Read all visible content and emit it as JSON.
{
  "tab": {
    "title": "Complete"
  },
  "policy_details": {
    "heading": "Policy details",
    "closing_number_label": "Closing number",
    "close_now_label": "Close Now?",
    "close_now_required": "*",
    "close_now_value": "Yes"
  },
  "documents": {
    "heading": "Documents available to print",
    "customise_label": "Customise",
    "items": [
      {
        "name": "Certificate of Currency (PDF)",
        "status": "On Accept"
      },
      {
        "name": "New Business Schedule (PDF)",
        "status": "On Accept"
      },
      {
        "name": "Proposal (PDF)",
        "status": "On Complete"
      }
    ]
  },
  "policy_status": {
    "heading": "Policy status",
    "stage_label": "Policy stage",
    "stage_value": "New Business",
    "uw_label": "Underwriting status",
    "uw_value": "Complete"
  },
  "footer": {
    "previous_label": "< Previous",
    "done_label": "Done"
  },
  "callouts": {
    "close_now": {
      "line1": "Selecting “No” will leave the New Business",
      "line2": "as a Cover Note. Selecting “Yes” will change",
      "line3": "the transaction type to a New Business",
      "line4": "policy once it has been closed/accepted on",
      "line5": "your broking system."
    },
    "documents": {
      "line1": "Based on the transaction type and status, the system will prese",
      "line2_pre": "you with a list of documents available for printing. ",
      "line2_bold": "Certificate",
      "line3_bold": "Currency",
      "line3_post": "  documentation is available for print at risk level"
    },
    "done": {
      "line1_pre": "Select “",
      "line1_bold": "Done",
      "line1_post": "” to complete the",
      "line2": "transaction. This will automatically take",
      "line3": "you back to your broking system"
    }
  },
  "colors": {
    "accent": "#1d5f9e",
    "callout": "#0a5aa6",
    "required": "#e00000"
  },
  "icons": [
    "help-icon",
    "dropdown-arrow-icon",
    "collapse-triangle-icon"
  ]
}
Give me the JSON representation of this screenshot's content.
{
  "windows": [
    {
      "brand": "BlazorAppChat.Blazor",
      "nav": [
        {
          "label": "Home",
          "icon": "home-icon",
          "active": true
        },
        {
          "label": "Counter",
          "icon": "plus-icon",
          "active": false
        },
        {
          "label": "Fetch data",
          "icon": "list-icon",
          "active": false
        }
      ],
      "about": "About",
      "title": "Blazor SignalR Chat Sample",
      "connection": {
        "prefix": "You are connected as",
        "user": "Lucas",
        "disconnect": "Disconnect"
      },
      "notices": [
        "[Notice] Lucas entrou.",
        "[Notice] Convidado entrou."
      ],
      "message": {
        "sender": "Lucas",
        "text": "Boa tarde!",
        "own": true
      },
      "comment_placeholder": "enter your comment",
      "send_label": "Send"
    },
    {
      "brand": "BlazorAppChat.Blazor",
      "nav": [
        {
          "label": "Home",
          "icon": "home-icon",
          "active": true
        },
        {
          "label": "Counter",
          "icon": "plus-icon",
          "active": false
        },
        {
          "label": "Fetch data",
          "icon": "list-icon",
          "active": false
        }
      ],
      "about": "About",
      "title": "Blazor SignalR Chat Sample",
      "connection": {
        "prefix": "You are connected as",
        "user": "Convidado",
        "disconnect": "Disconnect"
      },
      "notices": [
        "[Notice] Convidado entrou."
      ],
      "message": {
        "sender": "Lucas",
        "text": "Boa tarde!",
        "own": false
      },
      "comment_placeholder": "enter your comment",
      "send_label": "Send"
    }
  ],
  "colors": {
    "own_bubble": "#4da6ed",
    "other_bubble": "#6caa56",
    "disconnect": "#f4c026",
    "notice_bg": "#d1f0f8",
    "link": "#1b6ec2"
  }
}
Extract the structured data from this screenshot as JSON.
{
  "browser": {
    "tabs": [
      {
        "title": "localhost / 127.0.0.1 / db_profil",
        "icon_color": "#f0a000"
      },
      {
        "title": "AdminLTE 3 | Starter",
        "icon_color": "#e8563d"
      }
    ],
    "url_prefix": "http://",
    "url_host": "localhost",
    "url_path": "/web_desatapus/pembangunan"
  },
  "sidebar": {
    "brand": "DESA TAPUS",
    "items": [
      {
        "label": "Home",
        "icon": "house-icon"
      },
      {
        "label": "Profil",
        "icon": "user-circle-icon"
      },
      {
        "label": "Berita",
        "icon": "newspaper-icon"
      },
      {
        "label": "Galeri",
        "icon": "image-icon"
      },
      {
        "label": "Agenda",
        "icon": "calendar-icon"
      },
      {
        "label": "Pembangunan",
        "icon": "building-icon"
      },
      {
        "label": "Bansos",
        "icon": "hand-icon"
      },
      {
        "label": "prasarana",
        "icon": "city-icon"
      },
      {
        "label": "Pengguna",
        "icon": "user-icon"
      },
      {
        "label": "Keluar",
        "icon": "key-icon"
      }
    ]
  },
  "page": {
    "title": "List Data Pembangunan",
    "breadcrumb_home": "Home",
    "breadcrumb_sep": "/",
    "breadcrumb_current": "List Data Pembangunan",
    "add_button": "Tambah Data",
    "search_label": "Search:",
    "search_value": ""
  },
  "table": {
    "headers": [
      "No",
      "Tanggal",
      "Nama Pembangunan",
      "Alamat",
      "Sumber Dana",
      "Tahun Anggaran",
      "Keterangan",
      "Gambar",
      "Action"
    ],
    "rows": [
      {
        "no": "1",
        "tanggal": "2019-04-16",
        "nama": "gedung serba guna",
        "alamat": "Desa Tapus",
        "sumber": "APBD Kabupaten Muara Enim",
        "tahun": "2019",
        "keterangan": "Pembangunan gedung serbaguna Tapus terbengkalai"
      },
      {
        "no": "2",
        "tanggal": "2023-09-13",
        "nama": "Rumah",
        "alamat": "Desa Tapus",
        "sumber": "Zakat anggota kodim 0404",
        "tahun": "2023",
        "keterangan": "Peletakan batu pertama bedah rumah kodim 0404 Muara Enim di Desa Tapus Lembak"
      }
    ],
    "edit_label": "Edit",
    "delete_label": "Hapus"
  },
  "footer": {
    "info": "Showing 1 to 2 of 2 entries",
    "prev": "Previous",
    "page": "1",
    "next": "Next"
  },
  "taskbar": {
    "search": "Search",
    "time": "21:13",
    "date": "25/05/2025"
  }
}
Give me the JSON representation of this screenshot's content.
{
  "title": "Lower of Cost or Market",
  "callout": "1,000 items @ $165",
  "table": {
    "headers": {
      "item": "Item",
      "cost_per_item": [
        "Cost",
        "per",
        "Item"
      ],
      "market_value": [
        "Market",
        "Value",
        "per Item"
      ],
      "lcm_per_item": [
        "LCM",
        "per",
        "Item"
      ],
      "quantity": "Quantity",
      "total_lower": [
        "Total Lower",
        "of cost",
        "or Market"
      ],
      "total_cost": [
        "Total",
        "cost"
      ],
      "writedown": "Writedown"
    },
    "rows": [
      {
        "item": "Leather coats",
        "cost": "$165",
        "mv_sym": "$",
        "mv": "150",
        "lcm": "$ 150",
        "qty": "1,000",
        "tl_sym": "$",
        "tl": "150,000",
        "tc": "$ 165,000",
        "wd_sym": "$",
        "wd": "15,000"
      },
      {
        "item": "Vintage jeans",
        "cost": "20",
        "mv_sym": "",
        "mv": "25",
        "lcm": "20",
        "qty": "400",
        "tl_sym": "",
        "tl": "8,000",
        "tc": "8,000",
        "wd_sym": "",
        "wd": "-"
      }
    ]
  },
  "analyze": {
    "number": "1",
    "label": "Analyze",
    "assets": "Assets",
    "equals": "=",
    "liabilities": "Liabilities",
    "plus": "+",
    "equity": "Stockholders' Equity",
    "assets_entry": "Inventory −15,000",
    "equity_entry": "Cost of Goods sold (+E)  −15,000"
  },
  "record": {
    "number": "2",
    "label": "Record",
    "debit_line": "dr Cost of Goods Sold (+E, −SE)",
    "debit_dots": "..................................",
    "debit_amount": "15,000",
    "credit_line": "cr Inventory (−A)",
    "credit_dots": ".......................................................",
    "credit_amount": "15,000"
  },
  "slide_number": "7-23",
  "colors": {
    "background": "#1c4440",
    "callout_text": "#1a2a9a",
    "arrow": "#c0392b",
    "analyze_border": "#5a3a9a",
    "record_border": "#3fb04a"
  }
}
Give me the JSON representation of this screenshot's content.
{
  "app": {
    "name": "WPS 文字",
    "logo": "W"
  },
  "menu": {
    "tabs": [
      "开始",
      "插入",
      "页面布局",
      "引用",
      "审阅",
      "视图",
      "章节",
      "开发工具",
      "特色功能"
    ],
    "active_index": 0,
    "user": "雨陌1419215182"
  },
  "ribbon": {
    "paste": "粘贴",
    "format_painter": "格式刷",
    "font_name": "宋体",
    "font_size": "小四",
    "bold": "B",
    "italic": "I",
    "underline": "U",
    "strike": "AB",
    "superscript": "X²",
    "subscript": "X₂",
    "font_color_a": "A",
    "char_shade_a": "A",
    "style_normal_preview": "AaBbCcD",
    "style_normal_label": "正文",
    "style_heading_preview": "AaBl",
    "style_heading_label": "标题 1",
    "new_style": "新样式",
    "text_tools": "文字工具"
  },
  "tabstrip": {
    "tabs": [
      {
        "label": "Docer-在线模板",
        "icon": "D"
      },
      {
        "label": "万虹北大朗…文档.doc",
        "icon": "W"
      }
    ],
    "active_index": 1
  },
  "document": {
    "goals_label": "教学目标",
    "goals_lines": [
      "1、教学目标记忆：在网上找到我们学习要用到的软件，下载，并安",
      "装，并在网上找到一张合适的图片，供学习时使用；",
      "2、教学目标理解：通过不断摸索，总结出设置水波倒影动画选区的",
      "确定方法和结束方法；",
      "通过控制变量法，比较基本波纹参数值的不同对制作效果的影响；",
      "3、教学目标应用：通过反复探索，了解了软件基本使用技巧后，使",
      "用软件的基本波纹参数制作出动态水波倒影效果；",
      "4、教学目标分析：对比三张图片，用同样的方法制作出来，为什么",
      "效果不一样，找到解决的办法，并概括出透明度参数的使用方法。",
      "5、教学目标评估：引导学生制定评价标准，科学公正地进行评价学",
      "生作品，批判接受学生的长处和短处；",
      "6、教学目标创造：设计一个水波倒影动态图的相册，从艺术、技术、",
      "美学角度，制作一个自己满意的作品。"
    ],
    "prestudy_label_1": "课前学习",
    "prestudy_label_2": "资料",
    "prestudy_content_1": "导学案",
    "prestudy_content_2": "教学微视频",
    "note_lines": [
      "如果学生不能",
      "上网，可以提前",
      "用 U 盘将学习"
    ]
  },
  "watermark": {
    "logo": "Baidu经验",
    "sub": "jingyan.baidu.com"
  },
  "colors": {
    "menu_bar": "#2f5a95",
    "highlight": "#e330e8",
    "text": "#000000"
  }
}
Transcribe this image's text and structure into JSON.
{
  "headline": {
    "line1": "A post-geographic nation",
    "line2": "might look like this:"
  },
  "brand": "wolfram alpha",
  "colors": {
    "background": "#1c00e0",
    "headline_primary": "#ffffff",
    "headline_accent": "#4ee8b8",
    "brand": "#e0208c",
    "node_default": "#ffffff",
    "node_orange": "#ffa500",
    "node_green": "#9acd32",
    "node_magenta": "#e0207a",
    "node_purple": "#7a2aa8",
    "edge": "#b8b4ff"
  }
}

* _REQUIRED TASK_
Reproduce exactly the line containing "Transcribe this image's" and every line after it through the end of the records above, and nothing else.

* _THE RESPONSE_
Transcribe this image's text and structure into JSON.
{
  "headline": {
    "line1": "A post-geographic nation",
    "line2": "might look like this:"
  },
  "brand": "wolfram alpha",
  "colors": {
    "background": "#1c00e0",
    "headline_primary": "#ffffff",
    "headline_accent": "#4ee8b8",
    "brand": "#e0208c",
    "node_default": "#ffffff",
    "node_orange": "#ffa500",
    "node_green": "#9acd32",
    "node_magenta": "#e0207a",
    "node_purple": "#7a2aa8",
    "edge": "#b8b4ff"
  }
}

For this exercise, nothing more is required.